-- Written exercise --
Extract every entry word for word.

-- Records to process --
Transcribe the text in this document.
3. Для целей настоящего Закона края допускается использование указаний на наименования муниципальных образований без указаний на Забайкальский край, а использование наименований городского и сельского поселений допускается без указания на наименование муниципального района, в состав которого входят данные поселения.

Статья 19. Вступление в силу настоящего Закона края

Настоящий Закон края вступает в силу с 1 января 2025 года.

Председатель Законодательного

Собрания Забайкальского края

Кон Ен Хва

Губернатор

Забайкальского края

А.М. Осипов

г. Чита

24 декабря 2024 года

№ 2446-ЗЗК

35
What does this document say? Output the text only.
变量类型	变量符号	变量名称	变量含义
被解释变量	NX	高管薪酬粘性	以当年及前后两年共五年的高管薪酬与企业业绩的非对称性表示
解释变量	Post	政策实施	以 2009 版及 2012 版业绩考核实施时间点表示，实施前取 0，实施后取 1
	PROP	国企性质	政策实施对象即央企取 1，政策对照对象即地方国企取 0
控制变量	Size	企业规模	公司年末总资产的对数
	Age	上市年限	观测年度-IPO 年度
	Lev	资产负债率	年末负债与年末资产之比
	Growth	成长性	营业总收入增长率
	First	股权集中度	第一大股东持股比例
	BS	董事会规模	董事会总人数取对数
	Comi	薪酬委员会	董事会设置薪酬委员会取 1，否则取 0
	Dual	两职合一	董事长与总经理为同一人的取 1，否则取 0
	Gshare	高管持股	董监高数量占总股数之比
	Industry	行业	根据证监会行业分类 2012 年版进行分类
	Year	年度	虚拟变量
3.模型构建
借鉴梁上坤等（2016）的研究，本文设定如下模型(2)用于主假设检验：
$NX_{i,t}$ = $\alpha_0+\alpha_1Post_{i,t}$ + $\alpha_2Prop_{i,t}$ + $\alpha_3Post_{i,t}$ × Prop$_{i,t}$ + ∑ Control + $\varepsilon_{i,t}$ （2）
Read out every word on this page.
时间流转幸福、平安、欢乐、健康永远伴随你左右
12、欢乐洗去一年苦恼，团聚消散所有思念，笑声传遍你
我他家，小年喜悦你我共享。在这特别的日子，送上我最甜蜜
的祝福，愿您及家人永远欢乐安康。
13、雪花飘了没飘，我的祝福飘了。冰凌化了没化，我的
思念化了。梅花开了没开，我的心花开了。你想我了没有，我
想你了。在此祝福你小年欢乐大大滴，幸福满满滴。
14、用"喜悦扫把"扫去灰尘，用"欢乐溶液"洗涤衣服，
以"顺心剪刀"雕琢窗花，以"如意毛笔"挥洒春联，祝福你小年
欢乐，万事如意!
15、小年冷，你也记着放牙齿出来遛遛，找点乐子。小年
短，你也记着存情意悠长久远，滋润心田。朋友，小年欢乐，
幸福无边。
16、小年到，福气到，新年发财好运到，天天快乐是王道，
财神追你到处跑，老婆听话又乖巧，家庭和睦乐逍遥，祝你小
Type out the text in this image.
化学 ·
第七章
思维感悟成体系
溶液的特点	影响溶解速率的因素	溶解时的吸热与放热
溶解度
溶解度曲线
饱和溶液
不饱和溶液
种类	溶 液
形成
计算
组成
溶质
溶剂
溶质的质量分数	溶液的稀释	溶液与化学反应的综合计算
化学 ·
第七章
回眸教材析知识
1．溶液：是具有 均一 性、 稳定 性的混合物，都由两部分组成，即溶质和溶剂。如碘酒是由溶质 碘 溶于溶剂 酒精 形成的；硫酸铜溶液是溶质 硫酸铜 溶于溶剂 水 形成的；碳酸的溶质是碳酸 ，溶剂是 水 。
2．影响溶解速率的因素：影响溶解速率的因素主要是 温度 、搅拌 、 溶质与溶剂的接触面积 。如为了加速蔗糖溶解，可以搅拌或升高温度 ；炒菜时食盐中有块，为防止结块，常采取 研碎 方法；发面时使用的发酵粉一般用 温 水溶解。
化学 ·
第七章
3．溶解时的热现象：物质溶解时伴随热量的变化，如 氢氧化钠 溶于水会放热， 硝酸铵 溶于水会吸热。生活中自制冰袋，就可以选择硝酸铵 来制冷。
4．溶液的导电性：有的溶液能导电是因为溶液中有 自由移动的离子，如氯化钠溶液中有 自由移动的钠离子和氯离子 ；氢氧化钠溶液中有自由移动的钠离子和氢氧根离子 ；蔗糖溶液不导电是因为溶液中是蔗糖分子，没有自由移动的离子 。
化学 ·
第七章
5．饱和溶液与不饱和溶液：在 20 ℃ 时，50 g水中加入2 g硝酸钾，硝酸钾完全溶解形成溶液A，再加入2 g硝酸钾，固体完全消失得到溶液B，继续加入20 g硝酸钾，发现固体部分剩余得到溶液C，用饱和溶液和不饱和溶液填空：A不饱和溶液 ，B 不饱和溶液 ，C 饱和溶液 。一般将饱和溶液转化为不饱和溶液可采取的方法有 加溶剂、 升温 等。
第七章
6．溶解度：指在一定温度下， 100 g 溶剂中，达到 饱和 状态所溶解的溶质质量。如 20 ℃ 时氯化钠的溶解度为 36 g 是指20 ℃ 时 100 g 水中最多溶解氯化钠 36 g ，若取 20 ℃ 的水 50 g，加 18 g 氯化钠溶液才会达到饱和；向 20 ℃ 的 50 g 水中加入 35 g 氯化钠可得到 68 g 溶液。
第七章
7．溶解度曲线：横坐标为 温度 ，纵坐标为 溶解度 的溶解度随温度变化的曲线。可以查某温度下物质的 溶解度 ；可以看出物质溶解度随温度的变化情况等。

-- Result --
Transcribe the text in this document.
3. Для целей настоящего Закона края допускается использование указаний на наименования муниципальных образований без указаний на Забайкальский край, а использование наименований городского и сельского поселений допускается без указания на наименование муниципального района, в состав которого входят данные поселения.

Статья 19. Вступление в силу настоящего Закона края

Настоящий Закон края вступает в силу с 1 января 2025 года.

Председатель Законодательного

Собрания Забайкальского края

Кон Ен Хва

Губернатор

Забайкальского края

А.М. Осипов

г. Чита

24 декабря 2024 года

№ 2446-ЗЗК

35
What does this document say? Output the text only.
变量类型	变量符号	变量名称	变量含义
被解释变量	NX	高管薪酬粘性	以当年及前后两年共五年的高管薪酬与企业业绩的非对称性表示
解释变量	Post	政策实施	以 2009 版及 2012 版业绩考核实施时间点表示，实施前取 0，实施后取 1
	PROP	国企性质	政策实施对象即央企取 1，政策对照对象即地方国企取 0
控制变量	Size	企业规模	公司年末总资产的对数
	Age	上市年限	观测年度-IPO 年度
	Lev	资产负债率	年末负债与年末资产之比
	Growth	成长性	营业总收入增长率
	First	股权集中度	第一大股东持股比例
	BS	董事会规模	董事会总人数取对数
	Comi	薪酬委员会	董事会设置薪酬委员会取 1，否则取 0
	Dual	两职合一	董事长与总经理为同一人的取 1，否则取 0
	Gshare	高管持股	董监高数量占总股数之比
	Industry	行业	根据证监会行业分类 2012 年版进行分类
	Year	年度	虚拟变量
3.模型构建
借鉴梁上坤等（2016）的研究，本文设定如下模型(2)用于主假设检验：
$NX_{i,t}$ = $\alpha_0+\alpha_1Post_{i,t}$ + $\alpha_2Prop_{i,t}$ + $\alpha_3Post_{i,t}$ × Prop$_{i,t}$ + ∑ Control + $\varepsilon_{i,t}$ （2）
Read out every word on this page.
时间流转幸福、平安、欢乐、健康永远伴随你左右
12、欢乐洗去一年苦恼，团聚消散所有思念，笑声传遍你
我他家，小年喜悦你我共享。在这特别的日子，送上我最甜蜜
的祝福，愿您及家人永远欢乐安康。
13、雪花飘了没飘，我的祝福飘了。冰凌化了没化，我的
思念化了。梅花开了没开，我的心花开了。你想我了没有，我
想你了。在此祝福你小年欢乐大大滴，幸福满满滴。
14、用"喜悦扫把"扫去灰尘，用"欢乐溶液"洗涤衣服，
以"顺心剪刀"雕琢窗花，以"如意毛笔"挥洒春联，祝福你小年
欢乐，万事如意!
15、小年冷，你也记着放牙齿出来遛遛，找点乐子。小年
短，你也记着存情意悠长久远，滋润心田。朋友，小年欢乐，
幸福无边。
16、小年到，福气到，新年发财好运到，天天快乐是王道，
财神追你到处跑，老婆听话又乖巧，家庭和睦乐逍遥，祝你小
Type out the text in this image.
化学 ·
第七章
思维感悟成体系
溶液的特点	影响溶解速率的因素	溶解时的吸热与放热
溶解度
溶解度曲线
饱和溶液
不饱和溶液
种类	溶 液
形成
计算
组成
溶质
溶剂
溶质的质量分数	溶液的稀释	溶液与化学反应的综合计算
化学 ·
第七章
回眸教材析知识
1．溶液：是具有 均一 性、 稳定 性的混合物，都由两部分组成，即溶质和溶剂。如碘酒是由溶质 碘 溶于溶剂 酒精 形成的；硫酸铜溶液是溶质 硫酸铜 溶于溶剂 水 形成的；碳酸的溶质是碳酸 ，溶剂是 水 。
2．影响溶解速率的因素：影响溶解速率的因素主要是 温度 、搅拌 、 溶质与溶剂的接触面积 。如为了加速蔗糖溶解，可以搅拌或升高温度 ；炒菜时食盐中有块，为防止结块，常采取 研碎 方法；发面时使用的发酵粉一般用 温 水溶解。
化学 ·
第七章
3．溶解时的热现象：物质溶解时伴随热量的变化，如 氢氧化钠 溶于水会放热， 硝酸铵 溶于水会吸热。生活中自制冰袋，就可以选择硝酸铵 来制冷。
4．溶液的导电性：有的溶液能导电是因为溶液中有 自由移动的离子，如氯化钠溶液中有 自由移动的钠离子和氯离子 ；氢氧化钠溶液中有自由移动的钠离子和氢氧根离子 ；蔗糖溶液不导电是因为溶液中是蔗糖分子，没有自由移动的离子 。
化学 ·
第七章
5．饱和溶液与不饱和溶液：在 20 ℃ 时，50 g水中加入2 g硝酸钾，硝酸钾完全溶解形成溶液A，再加入2 g硝酸钾，固体完全消失得到溶液B，继续加入20 g硝酸钾，发现固体部分剩余得到溶液C，用饱和溶液和不饱和溶液填空：A不饱和溶液 ，B 不饱和溶液 ，C 饱和溶液 。一般将饱和溶液转化为不饱和溶液可采取的方法有 加溶剂、 升温 等。
第七章
6．溶解度：指在一定温度下， 100 g 溶剂中，达到 饱和 状态所溶解的溶质质量。如 20 ℃ 时氯化钠的溶解度为 36 g 是指20 ℃ 时 100 g 水中最多溶解氯化钠 36 g ，若取 20 ℃ 的水 50 g，加 18 g 氯化钠溶液才会达到饱和；向 20 ℃ 的 50 g 水中加入 35 g 氯化钠可得到 68 g 溶液。
第七章
7．溶解度曲线：横坐标为 温度 ，纵坐标为 溶解度 的溶解度随温度变化的曲线。可以查某温度下物质的 溶解度 ；可以看出物质溶解度随温度的变化情况等。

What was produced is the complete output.